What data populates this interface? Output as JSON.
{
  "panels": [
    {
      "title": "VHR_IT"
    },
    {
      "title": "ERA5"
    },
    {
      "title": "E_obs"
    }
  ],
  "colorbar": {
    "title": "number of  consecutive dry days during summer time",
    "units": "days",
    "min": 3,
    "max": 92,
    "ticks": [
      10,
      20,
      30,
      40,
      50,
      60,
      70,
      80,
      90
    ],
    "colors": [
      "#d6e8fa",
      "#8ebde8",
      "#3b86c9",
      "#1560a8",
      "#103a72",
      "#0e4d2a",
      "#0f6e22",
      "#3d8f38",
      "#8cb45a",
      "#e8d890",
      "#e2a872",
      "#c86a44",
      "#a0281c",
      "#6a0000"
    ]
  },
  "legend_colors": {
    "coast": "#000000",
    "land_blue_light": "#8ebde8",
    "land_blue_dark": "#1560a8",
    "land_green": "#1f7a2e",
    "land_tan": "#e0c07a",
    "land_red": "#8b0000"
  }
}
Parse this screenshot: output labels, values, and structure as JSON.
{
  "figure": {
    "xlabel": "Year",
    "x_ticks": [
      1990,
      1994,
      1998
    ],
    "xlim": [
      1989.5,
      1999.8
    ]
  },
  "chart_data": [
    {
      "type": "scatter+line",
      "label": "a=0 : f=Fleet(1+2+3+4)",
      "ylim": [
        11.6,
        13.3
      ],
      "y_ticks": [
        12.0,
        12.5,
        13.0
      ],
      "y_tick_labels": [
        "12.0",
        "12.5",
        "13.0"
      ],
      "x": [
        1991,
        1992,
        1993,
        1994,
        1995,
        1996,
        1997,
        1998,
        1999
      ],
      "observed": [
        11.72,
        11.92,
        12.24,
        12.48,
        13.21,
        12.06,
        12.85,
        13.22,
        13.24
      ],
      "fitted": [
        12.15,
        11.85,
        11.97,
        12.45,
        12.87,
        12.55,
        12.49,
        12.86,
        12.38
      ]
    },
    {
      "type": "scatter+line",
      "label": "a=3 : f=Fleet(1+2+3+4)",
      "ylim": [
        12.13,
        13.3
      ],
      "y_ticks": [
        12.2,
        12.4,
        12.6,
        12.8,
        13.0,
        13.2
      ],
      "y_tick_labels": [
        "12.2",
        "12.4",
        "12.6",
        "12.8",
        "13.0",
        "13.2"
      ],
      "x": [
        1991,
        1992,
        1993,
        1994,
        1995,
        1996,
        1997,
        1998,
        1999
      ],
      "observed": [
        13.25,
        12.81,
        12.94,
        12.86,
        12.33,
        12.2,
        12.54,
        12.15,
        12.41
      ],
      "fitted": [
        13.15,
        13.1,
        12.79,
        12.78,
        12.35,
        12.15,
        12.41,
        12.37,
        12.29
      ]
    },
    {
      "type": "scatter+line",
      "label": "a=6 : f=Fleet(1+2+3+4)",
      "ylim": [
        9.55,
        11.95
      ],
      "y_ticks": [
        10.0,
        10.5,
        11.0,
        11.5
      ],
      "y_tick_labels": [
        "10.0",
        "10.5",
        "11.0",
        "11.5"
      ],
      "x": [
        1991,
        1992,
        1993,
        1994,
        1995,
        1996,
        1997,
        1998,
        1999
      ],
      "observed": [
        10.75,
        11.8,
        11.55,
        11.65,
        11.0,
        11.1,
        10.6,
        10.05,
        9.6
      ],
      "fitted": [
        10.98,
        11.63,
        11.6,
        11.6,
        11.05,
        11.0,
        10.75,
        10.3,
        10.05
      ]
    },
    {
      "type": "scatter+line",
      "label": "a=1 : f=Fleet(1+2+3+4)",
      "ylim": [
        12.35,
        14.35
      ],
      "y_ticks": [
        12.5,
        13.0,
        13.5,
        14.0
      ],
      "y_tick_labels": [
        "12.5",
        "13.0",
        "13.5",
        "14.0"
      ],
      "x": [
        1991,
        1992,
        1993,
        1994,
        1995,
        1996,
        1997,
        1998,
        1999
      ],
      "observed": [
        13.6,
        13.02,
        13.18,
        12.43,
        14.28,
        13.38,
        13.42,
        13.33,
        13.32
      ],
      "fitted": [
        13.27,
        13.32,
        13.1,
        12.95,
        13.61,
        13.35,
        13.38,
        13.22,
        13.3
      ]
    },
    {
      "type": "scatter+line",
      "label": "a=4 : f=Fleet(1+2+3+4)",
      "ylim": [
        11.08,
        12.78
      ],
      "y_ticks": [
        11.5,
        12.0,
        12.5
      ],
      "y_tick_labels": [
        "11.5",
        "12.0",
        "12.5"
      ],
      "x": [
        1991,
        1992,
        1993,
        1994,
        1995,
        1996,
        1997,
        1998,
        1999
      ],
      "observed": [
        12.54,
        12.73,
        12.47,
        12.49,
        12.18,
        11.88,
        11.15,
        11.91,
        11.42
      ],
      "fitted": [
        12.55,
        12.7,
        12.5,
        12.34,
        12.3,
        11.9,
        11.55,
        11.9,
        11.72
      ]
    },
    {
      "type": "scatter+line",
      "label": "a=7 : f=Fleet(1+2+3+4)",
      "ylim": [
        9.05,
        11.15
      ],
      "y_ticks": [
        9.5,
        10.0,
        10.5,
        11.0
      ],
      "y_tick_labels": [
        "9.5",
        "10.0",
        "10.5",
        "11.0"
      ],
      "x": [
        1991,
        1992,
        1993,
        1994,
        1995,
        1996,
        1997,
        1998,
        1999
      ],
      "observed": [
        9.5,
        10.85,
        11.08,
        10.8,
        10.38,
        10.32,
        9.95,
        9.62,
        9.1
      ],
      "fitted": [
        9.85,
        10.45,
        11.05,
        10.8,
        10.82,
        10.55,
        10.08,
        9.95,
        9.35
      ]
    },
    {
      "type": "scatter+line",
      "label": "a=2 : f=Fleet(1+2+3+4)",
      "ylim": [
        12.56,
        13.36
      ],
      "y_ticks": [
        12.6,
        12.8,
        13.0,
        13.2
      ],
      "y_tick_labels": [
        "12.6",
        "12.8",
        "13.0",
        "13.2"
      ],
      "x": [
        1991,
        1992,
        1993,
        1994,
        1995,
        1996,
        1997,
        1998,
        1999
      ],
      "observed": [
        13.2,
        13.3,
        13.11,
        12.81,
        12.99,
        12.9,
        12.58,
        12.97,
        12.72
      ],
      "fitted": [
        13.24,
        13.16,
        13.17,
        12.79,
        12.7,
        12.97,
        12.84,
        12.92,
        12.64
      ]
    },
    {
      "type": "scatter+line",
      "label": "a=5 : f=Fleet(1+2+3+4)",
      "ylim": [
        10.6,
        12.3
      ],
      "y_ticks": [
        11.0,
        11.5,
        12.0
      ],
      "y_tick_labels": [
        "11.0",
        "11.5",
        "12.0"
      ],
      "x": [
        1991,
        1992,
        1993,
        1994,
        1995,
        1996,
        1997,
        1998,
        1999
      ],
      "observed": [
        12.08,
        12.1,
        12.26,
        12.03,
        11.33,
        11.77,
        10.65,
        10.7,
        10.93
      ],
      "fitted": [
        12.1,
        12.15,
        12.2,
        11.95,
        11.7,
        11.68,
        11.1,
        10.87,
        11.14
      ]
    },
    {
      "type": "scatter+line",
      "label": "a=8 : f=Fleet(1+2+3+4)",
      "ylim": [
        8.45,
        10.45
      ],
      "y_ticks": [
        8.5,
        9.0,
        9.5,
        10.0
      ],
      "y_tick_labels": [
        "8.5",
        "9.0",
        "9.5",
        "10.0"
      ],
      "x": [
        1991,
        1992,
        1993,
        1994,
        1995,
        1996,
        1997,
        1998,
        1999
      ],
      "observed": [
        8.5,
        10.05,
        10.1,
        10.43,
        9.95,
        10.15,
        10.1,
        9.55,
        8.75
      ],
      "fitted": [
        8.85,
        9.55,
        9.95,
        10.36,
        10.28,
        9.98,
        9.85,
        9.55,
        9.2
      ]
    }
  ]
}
··········
Report all lines of the material that contain the word "days".

    "title": "number of  consecutive dry days during summer time",
    "units": "days",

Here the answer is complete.